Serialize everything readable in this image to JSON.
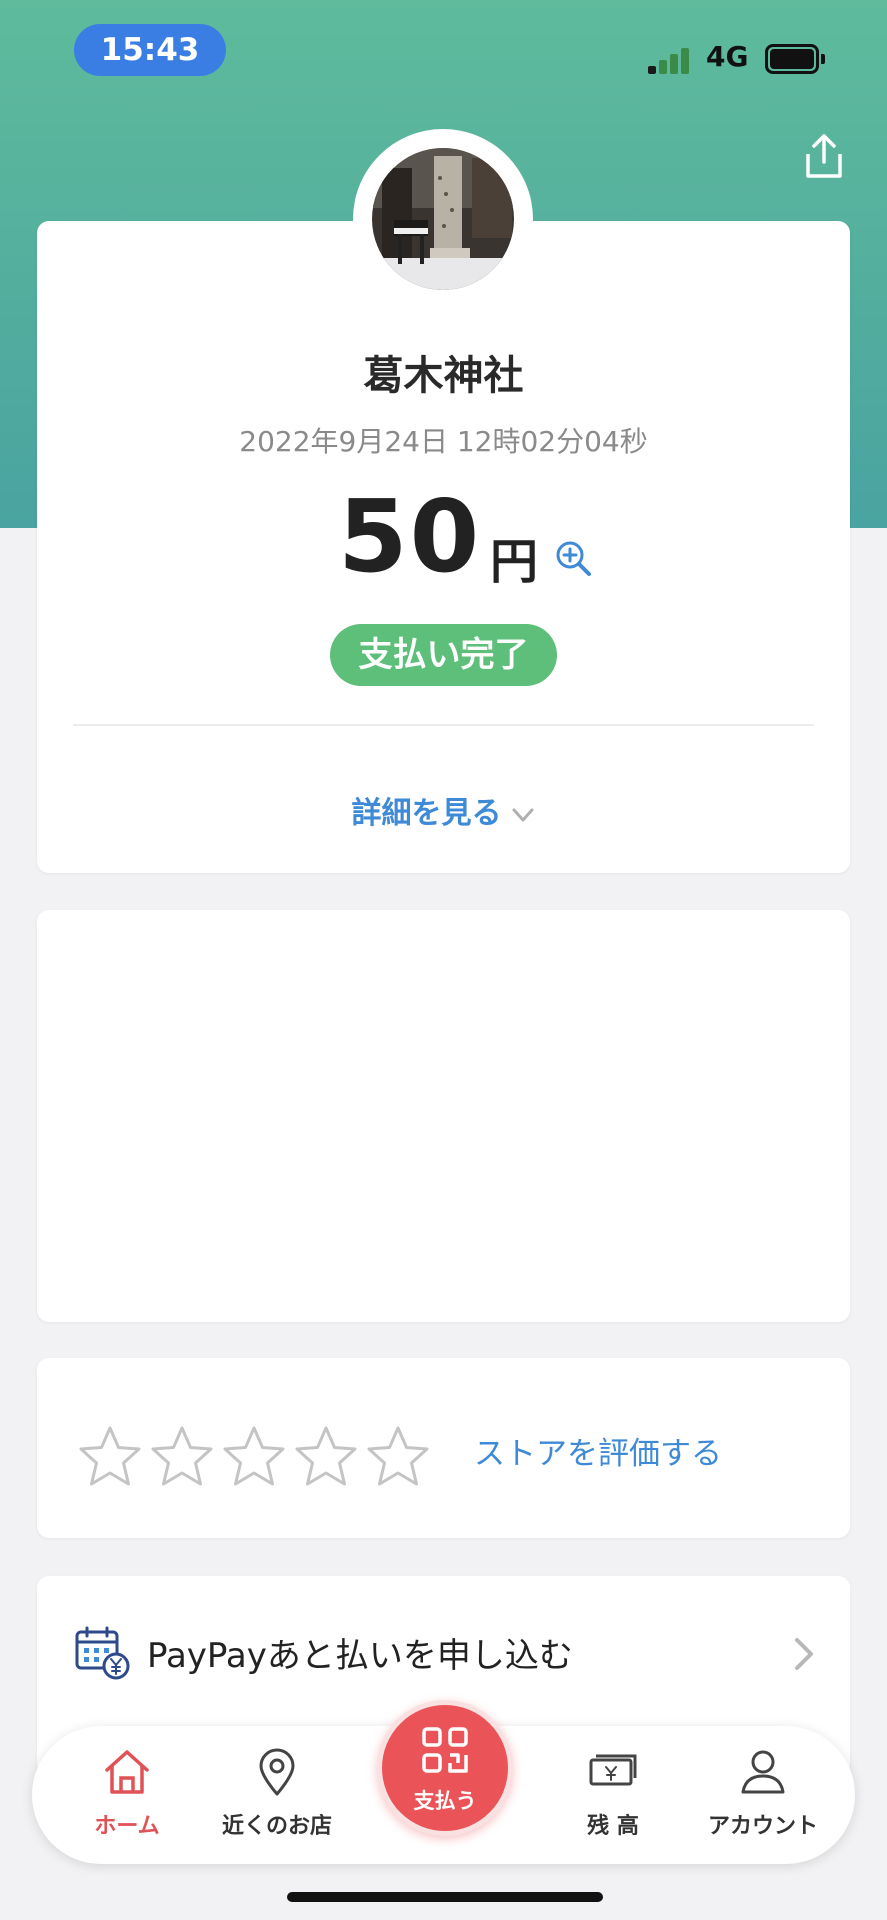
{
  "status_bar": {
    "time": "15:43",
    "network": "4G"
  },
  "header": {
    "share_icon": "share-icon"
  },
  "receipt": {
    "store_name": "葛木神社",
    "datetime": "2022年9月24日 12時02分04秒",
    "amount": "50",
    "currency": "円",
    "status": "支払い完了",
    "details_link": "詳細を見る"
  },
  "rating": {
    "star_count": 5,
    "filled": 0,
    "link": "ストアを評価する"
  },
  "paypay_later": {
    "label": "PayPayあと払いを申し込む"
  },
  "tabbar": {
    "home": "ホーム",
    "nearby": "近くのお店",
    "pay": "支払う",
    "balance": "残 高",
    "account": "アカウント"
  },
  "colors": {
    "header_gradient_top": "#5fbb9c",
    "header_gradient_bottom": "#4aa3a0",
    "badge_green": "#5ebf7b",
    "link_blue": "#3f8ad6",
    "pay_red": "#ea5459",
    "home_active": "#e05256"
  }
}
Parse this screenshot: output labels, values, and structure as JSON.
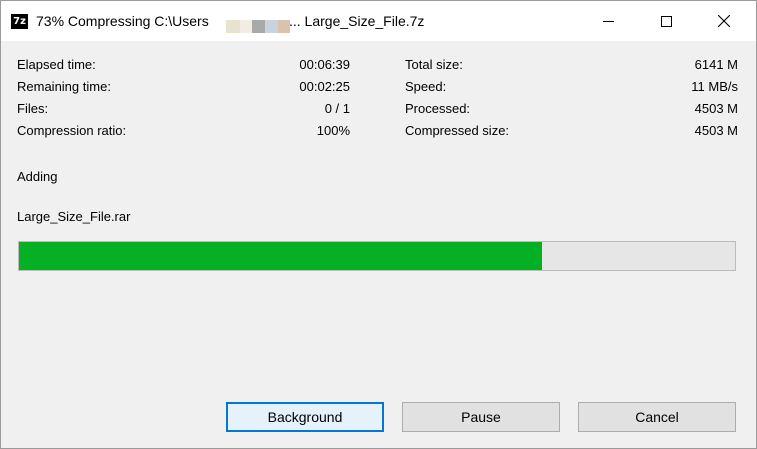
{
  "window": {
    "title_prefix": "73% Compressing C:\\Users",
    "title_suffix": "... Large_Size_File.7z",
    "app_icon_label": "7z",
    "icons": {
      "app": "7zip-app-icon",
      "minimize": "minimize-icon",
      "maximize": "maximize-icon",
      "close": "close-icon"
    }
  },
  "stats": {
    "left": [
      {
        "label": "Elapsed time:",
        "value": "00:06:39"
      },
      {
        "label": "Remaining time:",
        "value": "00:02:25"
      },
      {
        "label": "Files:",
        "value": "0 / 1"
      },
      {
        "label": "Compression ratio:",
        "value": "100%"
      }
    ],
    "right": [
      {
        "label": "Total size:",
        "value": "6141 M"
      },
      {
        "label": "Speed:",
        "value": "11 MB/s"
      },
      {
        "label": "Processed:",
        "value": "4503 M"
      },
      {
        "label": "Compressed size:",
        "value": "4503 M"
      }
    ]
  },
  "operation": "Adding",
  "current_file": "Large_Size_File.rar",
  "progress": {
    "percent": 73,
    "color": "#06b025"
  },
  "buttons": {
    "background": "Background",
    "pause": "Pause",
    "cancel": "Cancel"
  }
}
--------------------------------
## WORK TO COMPLETE
Print the whole listing above once more, word for word, without its pictures.

## THE REPLY
Serialize everything readable in this image to JSON.
{
  "status_bar": {
    "time": "15:43",
    "network": "4G"
  },
  "header": {
    "share_icon": "share-icon"
  },
  "receipt": {
    "store_name": "葛木神社",
    "datetime": "2022年9月24日 12時02分04秒",
    "amount": "50",
    "currency": "円",
    "status": "支払い完了",
    "details_link": "詳細を見る"
  },
  "rating": {
    "star_count": 5,
    "filled": 0,
    "link": "ストアを評価する"
  },
  "paypay_later": {
    "label": "PayPayあと払いを申し込む"
  },
  "tabbar": {
    "home": "ホーム",
    "nearby": "近くのお店",
    "pay": "支払う",
    "balance": "残 高",
    "account": "アカウント"
  },
  "colors": {
    "header_gradient_top": "#5fbb9c",
    "header_gradient_bottom": "#4aa3a0",
    "badge_green": "#5ebf7b",
    "link_blue": "#3f8ad6",
    "pay_red": "#ea5459",
    "home_active": "#e05256"
  }
}
Parse this screenshot: output labels, values, and structure as JSON.
{
  "window": {
    "title_prefix": "73% Compressing C:\\Users",
    "title_suffix": "... Large_Size_File.7z",
    "app_icon_label": "7z",
    "icons": {
      "app": "7zip-app-icon",
      "minimize": "minimize-icon",
      "maximize": "maximize-icon",
      "close": "close-icon"
    }
  },
  "stats": {
    "left": [
      {
        "label": "Elapsed time:",
        "value": "00:06:39"
      },
      {
        "label": "Remaining time:",
        "value": "00:02:25"
      },
      {
        "label": "Files:",
        "value": "0 / 1"
      },
      {
        "label": "Compression ratio:",
        "value": "100%"
      }
    ],
    "right": [
      {
        "label": "Total size:",
        "value": "6141 M"
      },
      {
        "label": "Speed:",
        "value": "11 MB/s"
      },
      {
        "label": "Processed:",
        "value": "4503 M"
      },
      {
        "label": "Compressed size:",
        "value": "4503 M"
      }
    ]
  },
  "operation": "Adding",
  "current_file": "Large_Size_File.rar",
  "progress": {
    "percent": 73,
    "color": "#06b025"
  },
  "buttons": {
    "background": "Background",
    "pause": "Pause",
    "cancel": "Cancel"
  }
}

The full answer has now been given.